- AIM OF THE EXERCISE: Make an exact copy of the lines below.

- PROVIDED INFORMATION:
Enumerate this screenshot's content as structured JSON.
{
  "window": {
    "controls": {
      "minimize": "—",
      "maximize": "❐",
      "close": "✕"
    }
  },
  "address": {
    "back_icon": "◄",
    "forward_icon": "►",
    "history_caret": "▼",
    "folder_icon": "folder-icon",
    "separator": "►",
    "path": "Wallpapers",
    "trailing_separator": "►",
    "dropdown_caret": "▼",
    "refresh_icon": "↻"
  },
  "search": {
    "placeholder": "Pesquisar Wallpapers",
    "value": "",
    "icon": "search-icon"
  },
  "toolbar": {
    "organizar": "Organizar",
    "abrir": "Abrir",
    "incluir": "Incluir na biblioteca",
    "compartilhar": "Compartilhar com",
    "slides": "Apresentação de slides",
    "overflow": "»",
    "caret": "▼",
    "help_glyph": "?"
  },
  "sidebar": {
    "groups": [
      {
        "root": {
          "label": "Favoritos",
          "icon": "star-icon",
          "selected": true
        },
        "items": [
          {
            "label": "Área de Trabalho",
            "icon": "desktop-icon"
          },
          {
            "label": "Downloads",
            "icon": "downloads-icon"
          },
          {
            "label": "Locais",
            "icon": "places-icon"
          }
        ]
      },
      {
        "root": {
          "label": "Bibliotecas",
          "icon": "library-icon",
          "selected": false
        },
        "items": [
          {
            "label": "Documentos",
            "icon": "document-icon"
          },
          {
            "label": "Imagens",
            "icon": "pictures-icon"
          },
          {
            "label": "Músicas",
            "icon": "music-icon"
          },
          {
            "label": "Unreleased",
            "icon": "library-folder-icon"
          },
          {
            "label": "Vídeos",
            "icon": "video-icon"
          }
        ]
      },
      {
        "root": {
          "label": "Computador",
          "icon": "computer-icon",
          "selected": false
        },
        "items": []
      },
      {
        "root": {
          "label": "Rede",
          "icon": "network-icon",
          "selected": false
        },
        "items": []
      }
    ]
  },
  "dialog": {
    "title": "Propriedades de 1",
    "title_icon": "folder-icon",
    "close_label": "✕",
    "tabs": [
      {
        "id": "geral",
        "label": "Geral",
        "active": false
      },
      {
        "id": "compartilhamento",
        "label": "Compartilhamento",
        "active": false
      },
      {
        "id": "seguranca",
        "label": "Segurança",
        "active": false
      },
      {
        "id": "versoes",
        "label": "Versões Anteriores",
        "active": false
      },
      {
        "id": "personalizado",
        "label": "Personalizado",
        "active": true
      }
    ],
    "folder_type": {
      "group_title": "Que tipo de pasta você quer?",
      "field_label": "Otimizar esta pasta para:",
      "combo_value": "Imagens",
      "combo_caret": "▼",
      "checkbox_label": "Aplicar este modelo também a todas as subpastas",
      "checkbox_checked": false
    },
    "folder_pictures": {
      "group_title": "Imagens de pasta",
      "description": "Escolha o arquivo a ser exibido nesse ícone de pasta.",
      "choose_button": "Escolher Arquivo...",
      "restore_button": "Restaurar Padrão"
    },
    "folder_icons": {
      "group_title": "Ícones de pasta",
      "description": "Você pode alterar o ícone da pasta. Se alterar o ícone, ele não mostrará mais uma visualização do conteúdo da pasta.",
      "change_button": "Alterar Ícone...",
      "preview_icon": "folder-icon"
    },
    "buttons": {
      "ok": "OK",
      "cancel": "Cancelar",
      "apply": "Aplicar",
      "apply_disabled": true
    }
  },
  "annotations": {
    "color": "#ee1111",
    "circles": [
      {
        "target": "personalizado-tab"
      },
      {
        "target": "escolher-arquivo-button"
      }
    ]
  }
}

- WRITTEN ANSWER:
Enumerate this screenshot's content as structured JSON.
{
  "window": {
    "controls": {
      "minimize": "—",
      "maximize": "❐",
      "close": "✕"
    }
  },
  "address": {
    "back_icon": "◄",
    "forward_icon": "►",
    "history_caret": "▼",
    "folder_icon": "folder-icon",
    "separator": "►",
    "path": "Wallpapers",
    "trailing_separator": "►",
    "dropdown_caret": "▼",
    "refresh_icon": "↻"
  },
  "search": {
    "placeholder": "Pesquisar Wallpapers",
    "value": "",
    "icon": "search-icon"
  },
  "toolbar": {
    "organizar": "Organizar",
    "abrir": "Abrir",
    "incluir": "Incluir na biblioteca",
    "compartilhar": "Compartilhar com",
    "slides": "Apresentação de slides",
    "overflow": "»",
    "caret": "▼",
    "help_glyph": "?"
  },
  "sidebar": {
    "groups": [
      {
        "root": {
          "label": "Favoritos",
          "icon": "star-icon",
          "selected": true
        },
        "items": [
          {
            "label": "Área de Trabalho",
            "icon": "desktop-icon"
          },
          {
            "label": "Downloads",
            "icon": "downloads-icon"
          },
          {
            "label": "Locais",
            "icon": "places-icon"
          }
        ]
      },
      {
        "root": {
          "label": "Bibliotecas",
          "icon": "library-icon",
          "selected": false
        },
        "items": [
          {
            "label": "Documentos",
            "icon": "document-icon"
          },
          {
            "label": "Imagens",
            "icon": "pictures-icon"
          },
          {
            "label": "Músicas",
            "icon": "music-icon"
          },
          {
            "label": "Unreleased",
            "icon": "library-folder-icon"
          },
          {
            "label": "Vídeos",
            "icon": "video-icon"
          }
        ]
      },
      {
        "root": {
          "label": "Computador",
          "icon": "computer-icon",
          "selected": false
        },
        "items": []
      },
      {
        "root": {
          "label": "Rede",
          "icon": "network-icon",
          "selected": false
        },
        "items": []
      }
    ]
  },
  "dialog": {
    "title": "Propriedades de 1",
    "title_icon": "folder-icon",
    "close_label": "✕",
    "tabs": [
      {
        "id": "geral",
        "label": "Geral",
        "active": false
      },
      {
        "id": "compartilhamento",
        "label": "Compartilhamento",
        "active": false
      },
      {
        "id": "seguranca",
        "label": "Segurança",
        "active": false
      },
      {
        "id": "versoes",
        "label": "Versões Anteriores",
        "active": false
      },
      {
        "id": "personalizado",
        "label": "Personalizado",
        "active": true
      }
    ],
    "folder_type": {
      "group_title": "Que tipo de pasta você quer?",
      "field_label": "Otimizar esta pasta para:",
      "combo_value": "Imagens",
      "combo_caret": "▼",
      "checkbox_label": "Aplicar este modelo também a todas as subpastas",
      "checkbox_checked": false
    },
    "folder_pictures": {
      "group_title": "Imagens de pasta",
      "description": "Escolha o arquivo a ser exibido nesse ícone de pasta.",
      "choose_button": "Escolher Arquivo...",
      "restore_button": "Restaurar Padrão"
    },
    "folder_icons": {
      "group_title": "Ícones de pasta",
      "description": "Você pode alterar o ícone da pasta. Se alterar o ícone, ele não mostrará mais uma visualização do conteúdo da pasta.",
      "change_button": "Alterar Ícone...",
      "preview_icon": "folder-icon"
    },
    "buttons": {
      "ok": "OK",
      "cancel": "Cancelar",
      "apply": "Aplicar",
      "apply_disabled": true
    }
  },
  "annotations": {
    "color": "#ee1111",
    "circles": [
      {
        "target": "personalizado-tab"
      },
      {
        "target": "escolher-arquivo-button"
      }
    ]
  }
}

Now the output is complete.